:: DATA FOR THIS EXERCISE ::

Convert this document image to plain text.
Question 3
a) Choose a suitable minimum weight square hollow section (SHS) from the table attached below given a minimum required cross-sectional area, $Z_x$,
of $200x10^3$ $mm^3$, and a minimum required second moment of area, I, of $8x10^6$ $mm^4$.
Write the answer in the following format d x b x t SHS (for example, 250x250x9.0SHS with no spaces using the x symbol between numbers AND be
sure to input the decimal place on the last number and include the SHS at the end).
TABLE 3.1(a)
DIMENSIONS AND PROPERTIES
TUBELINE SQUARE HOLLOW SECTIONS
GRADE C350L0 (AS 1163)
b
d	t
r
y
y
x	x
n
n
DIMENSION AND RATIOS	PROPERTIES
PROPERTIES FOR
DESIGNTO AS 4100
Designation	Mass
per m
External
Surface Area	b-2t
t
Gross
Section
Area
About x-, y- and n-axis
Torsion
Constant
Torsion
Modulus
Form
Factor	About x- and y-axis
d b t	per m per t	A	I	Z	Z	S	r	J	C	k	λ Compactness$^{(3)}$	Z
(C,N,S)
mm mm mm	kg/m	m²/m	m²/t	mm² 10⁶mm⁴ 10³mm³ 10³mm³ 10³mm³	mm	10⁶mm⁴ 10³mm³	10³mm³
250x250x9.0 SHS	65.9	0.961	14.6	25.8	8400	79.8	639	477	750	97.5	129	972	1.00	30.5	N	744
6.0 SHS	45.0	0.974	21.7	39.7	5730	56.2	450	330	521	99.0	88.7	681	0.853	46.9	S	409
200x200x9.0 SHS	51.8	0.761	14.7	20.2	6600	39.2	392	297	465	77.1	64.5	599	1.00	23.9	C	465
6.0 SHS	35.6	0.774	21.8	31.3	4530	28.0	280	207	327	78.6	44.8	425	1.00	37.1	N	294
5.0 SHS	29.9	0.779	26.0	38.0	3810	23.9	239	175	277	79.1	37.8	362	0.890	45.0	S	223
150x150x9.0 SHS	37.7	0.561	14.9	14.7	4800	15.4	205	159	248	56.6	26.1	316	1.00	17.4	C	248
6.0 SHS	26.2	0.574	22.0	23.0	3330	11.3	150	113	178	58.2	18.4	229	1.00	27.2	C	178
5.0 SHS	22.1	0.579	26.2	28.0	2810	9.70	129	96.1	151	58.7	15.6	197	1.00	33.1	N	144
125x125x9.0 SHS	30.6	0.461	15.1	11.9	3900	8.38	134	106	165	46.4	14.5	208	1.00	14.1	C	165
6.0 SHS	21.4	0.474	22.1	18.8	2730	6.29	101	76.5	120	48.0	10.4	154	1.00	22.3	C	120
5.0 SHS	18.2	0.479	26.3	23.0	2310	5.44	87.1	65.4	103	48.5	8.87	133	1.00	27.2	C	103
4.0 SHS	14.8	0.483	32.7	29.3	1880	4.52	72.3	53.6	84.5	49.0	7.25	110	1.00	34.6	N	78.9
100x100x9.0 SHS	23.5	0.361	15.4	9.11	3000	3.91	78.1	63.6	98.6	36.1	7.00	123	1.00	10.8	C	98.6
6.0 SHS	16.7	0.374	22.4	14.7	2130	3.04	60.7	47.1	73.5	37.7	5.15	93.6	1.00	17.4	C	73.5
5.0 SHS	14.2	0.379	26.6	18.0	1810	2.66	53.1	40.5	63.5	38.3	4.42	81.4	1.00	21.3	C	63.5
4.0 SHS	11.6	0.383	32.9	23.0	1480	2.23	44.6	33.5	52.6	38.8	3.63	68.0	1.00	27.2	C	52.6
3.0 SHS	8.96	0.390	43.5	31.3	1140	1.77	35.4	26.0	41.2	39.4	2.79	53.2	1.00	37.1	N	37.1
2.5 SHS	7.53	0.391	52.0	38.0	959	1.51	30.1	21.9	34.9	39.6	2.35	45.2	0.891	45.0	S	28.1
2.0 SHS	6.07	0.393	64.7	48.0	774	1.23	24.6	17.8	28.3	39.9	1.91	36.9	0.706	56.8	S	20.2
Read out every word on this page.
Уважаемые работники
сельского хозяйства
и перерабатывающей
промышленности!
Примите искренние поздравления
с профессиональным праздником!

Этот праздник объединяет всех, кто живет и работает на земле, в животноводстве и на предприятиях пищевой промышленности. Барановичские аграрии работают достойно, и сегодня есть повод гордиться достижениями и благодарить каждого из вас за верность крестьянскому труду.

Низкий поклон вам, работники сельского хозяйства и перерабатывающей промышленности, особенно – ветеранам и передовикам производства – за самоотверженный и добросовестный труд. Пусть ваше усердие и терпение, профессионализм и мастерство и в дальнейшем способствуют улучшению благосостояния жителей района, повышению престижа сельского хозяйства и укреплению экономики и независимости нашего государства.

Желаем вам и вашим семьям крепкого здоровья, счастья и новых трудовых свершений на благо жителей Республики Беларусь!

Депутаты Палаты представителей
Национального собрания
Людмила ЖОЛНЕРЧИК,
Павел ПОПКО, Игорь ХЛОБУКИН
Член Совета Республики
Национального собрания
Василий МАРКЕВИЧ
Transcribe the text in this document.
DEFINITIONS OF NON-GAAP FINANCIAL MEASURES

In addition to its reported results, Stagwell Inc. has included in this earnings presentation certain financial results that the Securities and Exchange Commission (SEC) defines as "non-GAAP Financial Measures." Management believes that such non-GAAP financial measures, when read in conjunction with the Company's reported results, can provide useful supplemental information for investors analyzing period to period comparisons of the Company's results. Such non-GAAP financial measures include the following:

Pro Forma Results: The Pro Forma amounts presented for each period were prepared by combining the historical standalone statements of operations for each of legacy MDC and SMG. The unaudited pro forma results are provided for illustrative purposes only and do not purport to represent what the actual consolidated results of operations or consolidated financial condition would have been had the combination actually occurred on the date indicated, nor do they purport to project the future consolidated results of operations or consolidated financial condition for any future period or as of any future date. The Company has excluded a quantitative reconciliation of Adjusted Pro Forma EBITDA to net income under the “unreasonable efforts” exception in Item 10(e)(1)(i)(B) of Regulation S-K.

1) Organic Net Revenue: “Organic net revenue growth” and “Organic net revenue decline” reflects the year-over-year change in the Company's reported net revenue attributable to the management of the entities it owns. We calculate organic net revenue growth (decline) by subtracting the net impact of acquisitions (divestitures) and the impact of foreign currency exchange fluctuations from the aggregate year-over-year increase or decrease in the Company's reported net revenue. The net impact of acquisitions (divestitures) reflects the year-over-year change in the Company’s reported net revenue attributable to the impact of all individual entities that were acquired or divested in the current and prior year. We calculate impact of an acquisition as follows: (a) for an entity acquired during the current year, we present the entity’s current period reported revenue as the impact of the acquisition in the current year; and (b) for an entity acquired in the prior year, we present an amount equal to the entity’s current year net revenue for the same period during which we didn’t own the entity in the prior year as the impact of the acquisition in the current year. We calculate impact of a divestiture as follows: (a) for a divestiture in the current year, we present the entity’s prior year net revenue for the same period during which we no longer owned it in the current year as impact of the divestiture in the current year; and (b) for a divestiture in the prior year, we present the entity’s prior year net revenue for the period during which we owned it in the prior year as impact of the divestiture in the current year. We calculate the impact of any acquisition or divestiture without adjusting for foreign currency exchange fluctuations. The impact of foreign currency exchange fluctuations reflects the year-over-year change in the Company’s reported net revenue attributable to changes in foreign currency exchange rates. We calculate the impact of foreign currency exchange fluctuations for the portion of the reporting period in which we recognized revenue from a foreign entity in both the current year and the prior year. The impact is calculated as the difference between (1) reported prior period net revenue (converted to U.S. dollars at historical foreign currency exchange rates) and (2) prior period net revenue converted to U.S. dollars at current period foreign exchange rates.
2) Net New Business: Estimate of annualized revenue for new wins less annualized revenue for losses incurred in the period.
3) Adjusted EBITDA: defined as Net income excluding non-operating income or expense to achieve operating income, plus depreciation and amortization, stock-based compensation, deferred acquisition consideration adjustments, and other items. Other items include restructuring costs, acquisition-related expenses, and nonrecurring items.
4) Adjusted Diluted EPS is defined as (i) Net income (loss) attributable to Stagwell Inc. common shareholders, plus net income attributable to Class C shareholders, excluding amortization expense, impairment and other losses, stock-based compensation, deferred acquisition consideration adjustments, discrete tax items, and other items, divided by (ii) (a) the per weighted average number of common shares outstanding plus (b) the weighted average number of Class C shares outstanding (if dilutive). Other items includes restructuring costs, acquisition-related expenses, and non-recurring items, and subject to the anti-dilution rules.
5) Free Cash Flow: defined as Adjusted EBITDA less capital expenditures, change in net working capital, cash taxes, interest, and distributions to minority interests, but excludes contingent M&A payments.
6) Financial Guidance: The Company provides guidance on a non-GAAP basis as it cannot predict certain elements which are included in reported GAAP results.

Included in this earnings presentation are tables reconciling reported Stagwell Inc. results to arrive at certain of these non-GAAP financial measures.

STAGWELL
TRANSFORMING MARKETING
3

:: YOUR GOAL ::
Lines of the listing that contain the word "expenses" are to be counted; report only their number.

:: EXERCISE RESULT ::
2